[Begin INPUT]

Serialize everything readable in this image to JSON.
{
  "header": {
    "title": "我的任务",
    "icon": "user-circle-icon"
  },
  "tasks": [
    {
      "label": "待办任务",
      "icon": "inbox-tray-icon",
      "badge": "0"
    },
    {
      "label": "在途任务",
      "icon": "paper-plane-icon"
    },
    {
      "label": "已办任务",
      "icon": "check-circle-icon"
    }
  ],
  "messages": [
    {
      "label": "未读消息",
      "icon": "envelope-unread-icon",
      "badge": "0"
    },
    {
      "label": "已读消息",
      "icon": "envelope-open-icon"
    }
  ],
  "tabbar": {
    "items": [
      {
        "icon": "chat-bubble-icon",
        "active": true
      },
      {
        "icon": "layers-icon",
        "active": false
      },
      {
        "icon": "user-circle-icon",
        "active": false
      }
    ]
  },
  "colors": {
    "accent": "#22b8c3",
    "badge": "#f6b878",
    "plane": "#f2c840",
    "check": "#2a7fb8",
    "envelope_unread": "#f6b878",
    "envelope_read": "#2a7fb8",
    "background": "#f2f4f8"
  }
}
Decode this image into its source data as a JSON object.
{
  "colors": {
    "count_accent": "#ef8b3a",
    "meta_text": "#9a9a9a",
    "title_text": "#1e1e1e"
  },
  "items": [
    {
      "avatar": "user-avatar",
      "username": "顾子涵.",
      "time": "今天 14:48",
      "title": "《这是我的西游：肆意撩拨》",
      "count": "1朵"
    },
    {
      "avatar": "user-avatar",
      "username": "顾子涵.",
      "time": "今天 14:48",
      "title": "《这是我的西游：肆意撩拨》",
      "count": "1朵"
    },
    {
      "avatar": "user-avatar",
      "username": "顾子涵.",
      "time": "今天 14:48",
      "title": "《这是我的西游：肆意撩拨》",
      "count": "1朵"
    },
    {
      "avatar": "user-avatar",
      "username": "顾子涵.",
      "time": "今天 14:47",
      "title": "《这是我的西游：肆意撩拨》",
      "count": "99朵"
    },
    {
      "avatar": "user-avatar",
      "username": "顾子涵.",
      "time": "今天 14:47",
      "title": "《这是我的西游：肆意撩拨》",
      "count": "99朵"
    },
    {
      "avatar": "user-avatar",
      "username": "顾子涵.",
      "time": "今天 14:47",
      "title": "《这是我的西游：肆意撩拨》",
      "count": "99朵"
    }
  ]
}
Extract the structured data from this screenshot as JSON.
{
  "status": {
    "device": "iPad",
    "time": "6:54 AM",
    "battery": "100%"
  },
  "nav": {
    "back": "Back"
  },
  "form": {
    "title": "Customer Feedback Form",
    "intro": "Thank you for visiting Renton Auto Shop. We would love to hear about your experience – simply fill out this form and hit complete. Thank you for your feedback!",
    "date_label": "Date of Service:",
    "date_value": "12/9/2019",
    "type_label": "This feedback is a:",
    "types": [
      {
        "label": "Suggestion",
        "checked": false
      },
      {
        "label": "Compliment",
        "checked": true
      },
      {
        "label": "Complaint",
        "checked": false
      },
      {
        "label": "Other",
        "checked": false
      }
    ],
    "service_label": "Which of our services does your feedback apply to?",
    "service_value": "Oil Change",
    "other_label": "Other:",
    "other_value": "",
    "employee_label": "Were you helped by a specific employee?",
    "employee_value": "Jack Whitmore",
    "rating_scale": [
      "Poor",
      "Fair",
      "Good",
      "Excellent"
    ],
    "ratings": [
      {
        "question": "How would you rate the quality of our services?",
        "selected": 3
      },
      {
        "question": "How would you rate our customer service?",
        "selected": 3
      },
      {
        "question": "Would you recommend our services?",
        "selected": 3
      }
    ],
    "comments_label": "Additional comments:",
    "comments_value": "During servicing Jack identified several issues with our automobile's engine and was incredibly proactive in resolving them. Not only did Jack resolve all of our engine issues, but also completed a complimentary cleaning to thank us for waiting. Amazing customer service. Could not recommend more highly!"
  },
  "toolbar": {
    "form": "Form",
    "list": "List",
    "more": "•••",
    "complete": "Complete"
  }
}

[End INPUT]

- **EXERCISE OBJECTIVE**: Return every line above in which the string "JSON" occurs.

- **FINISHED EXERCISE**:
Serialize everything readable in this image to JSON.
Decode this image into its source data as a JSON object.
Extract the structured data from this screenshot as JSON.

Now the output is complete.